Dataset records:
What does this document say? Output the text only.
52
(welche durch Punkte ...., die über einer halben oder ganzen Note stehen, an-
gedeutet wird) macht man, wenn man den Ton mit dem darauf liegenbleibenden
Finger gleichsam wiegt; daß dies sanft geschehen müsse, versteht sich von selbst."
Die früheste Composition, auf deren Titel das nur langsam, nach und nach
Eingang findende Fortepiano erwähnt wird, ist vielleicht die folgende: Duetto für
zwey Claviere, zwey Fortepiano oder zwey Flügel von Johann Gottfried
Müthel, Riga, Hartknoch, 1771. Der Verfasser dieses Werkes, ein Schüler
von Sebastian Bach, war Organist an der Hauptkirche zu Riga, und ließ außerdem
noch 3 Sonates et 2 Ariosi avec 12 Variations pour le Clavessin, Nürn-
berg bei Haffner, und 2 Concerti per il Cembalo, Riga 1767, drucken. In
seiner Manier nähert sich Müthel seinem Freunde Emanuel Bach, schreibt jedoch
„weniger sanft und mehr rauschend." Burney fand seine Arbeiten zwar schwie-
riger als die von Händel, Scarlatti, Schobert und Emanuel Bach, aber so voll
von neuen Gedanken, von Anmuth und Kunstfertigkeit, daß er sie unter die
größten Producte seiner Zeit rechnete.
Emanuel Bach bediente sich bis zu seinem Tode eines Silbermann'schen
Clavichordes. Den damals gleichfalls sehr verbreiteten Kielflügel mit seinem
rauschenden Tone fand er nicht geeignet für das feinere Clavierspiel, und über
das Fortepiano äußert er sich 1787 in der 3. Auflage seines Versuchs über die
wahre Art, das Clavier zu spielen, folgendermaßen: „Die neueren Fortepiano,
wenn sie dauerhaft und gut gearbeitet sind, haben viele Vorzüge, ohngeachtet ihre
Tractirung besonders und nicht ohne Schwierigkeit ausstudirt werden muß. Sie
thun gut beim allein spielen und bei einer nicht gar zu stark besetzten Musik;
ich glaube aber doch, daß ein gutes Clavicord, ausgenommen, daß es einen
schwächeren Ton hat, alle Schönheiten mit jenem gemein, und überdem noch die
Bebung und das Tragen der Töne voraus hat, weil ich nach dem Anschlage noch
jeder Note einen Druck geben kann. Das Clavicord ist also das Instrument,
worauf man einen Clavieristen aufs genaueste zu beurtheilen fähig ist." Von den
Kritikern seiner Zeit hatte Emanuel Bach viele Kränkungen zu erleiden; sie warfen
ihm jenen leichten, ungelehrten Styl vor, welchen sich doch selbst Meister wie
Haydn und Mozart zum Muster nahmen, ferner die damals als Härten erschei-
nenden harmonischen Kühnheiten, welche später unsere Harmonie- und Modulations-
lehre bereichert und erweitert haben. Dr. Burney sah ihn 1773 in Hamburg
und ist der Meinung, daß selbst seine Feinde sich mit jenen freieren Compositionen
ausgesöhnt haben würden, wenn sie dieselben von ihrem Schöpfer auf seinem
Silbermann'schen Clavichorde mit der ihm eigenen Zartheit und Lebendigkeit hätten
---
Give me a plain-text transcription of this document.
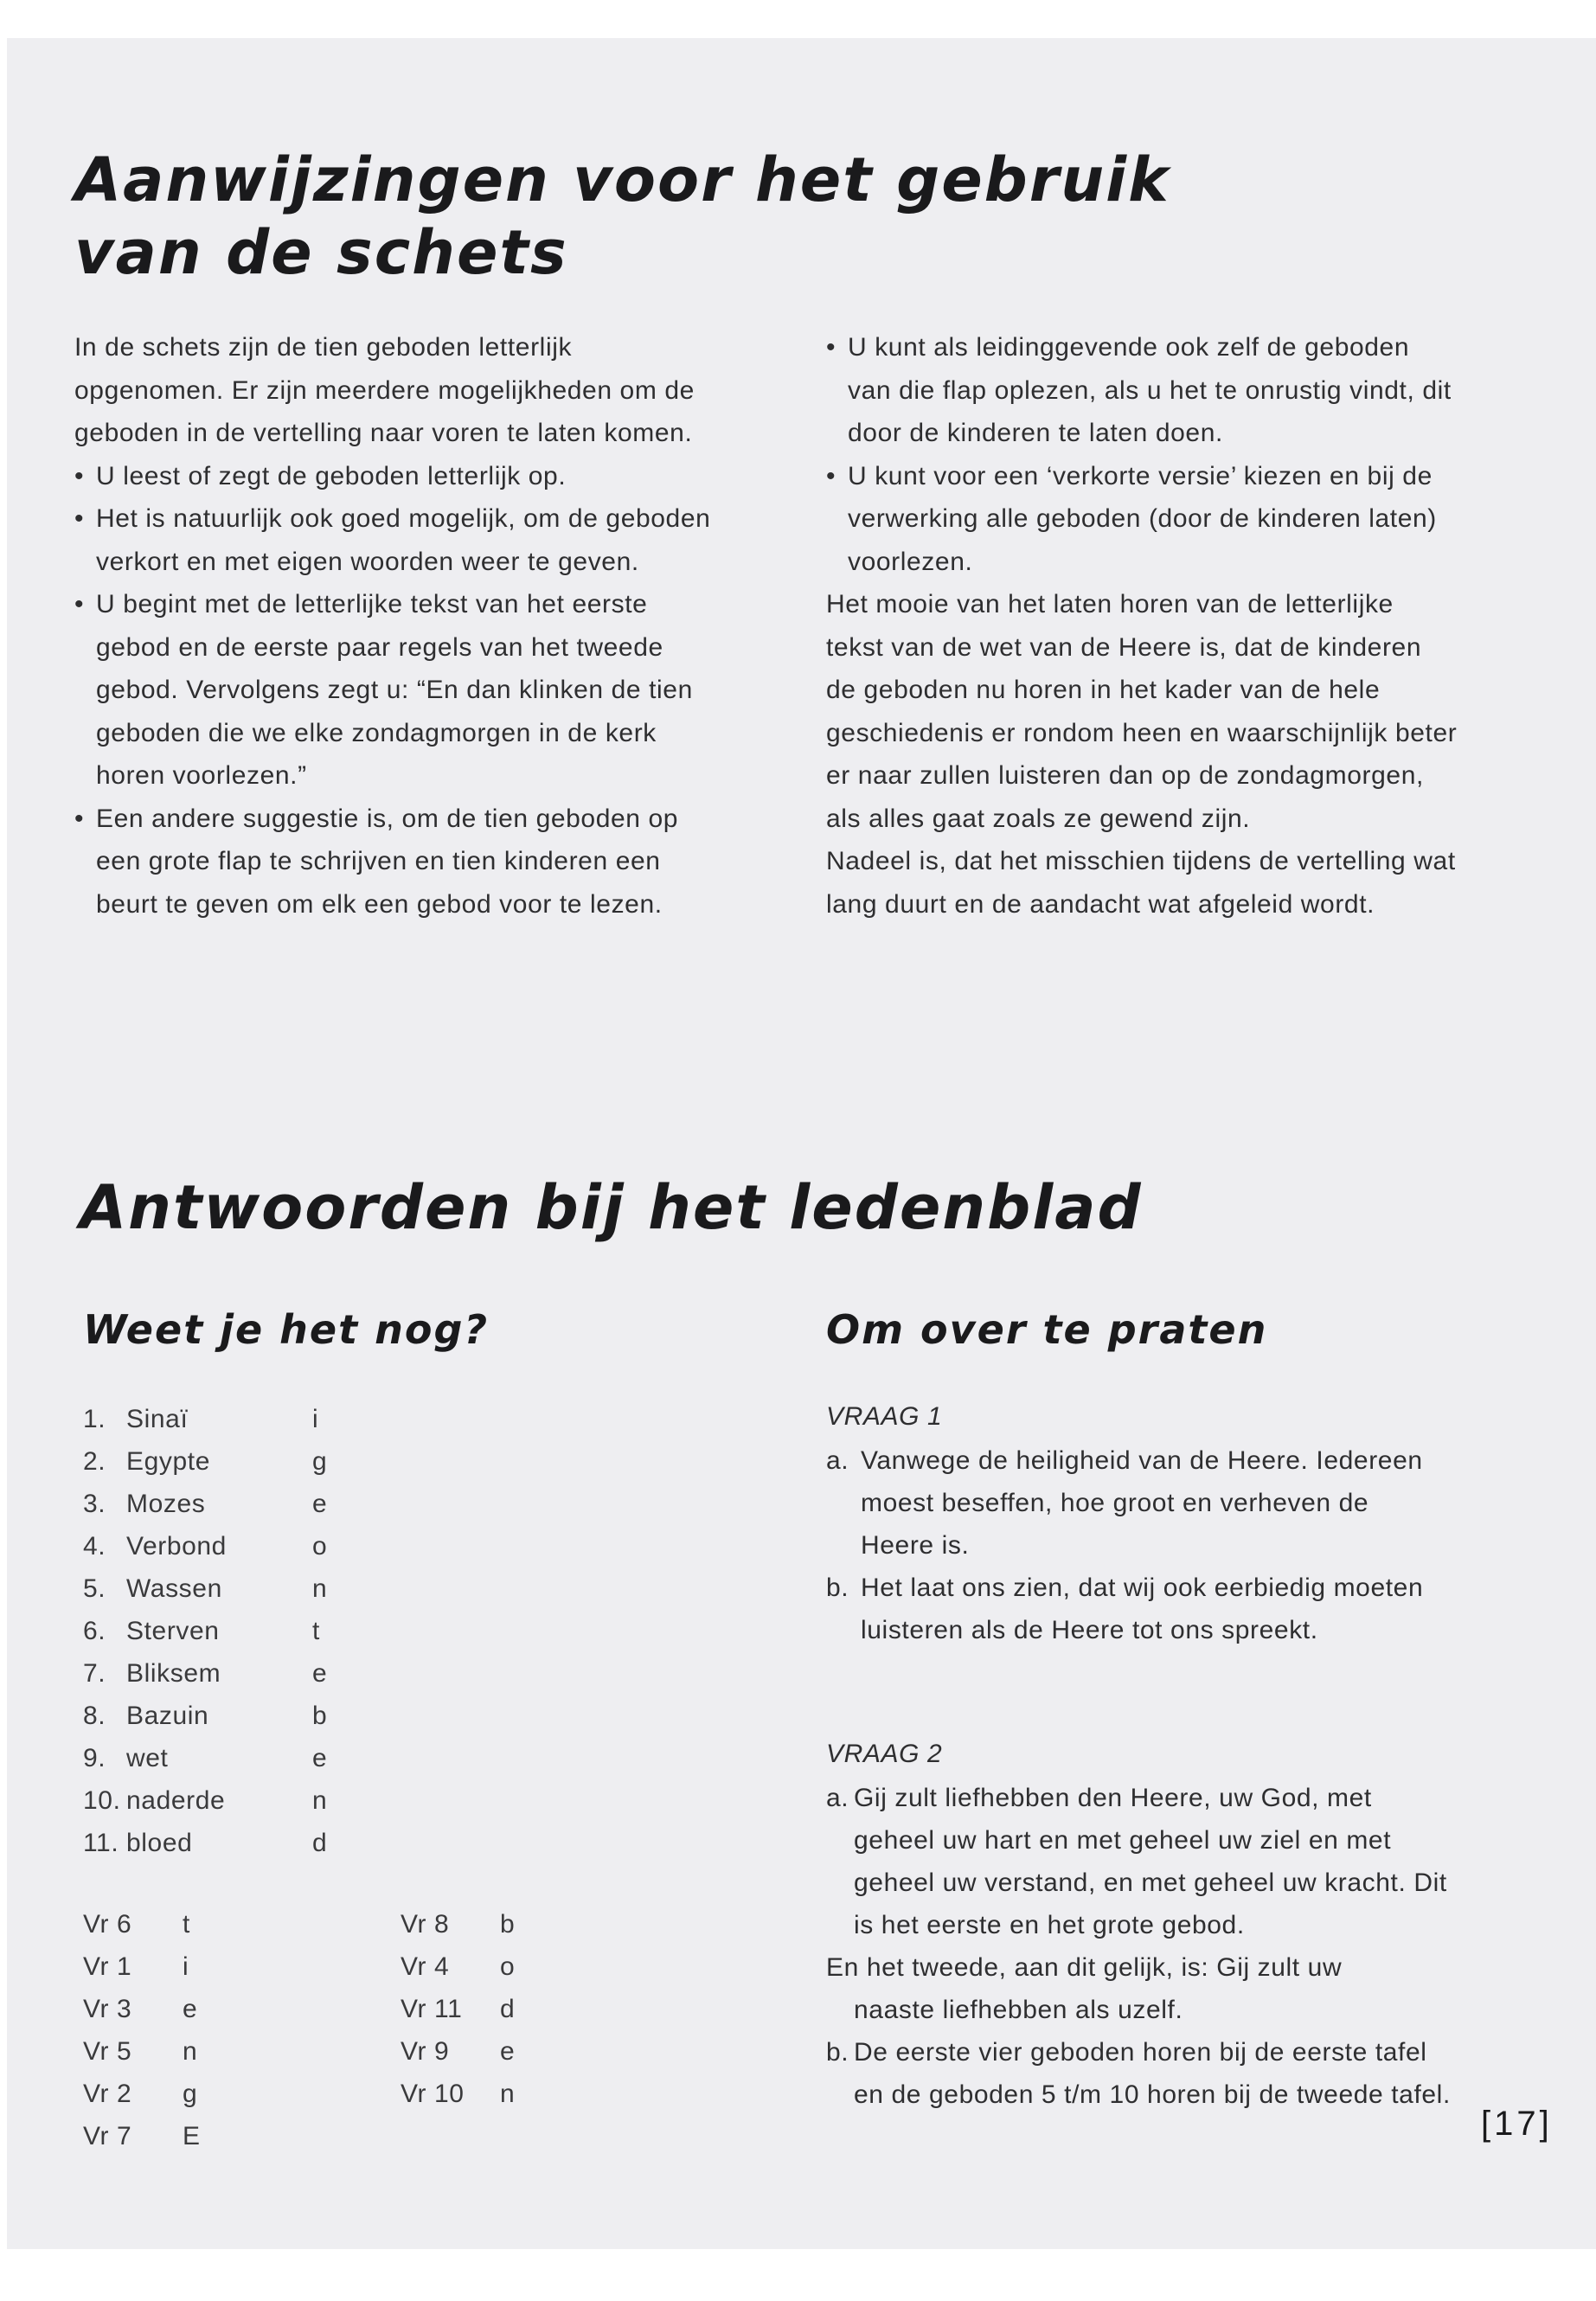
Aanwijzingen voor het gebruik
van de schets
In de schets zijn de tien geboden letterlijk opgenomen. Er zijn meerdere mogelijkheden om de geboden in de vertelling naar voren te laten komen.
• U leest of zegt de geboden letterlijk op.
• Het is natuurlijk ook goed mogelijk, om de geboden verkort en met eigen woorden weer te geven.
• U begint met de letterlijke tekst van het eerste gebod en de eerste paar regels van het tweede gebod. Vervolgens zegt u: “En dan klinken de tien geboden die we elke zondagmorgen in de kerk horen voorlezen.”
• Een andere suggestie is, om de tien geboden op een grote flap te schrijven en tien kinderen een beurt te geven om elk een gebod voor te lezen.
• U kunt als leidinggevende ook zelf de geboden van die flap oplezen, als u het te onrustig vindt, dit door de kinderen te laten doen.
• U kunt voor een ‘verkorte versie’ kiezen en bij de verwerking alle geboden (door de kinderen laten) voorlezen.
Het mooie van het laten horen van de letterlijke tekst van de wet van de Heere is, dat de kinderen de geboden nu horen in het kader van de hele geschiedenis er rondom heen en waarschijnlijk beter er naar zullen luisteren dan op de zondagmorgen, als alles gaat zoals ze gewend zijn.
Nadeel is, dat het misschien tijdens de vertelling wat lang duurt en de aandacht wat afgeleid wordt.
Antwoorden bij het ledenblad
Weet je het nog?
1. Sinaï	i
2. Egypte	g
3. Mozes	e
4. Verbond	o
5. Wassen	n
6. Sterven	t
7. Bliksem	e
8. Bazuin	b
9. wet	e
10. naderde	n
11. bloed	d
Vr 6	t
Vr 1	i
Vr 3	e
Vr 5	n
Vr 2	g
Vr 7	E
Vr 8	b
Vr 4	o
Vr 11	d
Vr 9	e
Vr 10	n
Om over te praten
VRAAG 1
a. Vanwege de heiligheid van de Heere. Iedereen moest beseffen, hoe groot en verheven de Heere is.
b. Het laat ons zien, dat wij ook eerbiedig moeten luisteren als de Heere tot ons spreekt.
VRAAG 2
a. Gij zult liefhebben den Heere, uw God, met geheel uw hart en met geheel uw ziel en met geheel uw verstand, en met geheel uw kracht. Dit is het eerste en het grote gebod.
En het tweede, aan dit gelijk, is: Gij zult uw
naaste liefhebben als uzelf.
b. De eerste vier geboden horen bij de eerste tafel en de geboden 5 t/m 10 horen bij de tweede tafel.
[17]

Activity:
Your response should be each line that includes the word "horen", copied from the records.

Output of the exercise:
• U begint met de letterlijke tekst van het eerste gebod en de eerste paar regels van het tweede gebod. Vervolgens zegt u: “En dan klinken de tien geboden die we elke zondagmorgen in de kerk horen voorlezen.”
Het mooie van het laten horen van de letterlijke tekst van de wet van de Heere is, dat de kinderen de geboden nu horen in het kader van de hele geschiedenis er rondom heen en waarschijnlijk beter er naar zullen luisteren dan op de zondagmorgen, als alles gaat zoals ze gewend zijn.
b. De eerste vier geboden horen bij de eerste tafel en de geboden 5 t/m 10 horen bij de tweede tafel.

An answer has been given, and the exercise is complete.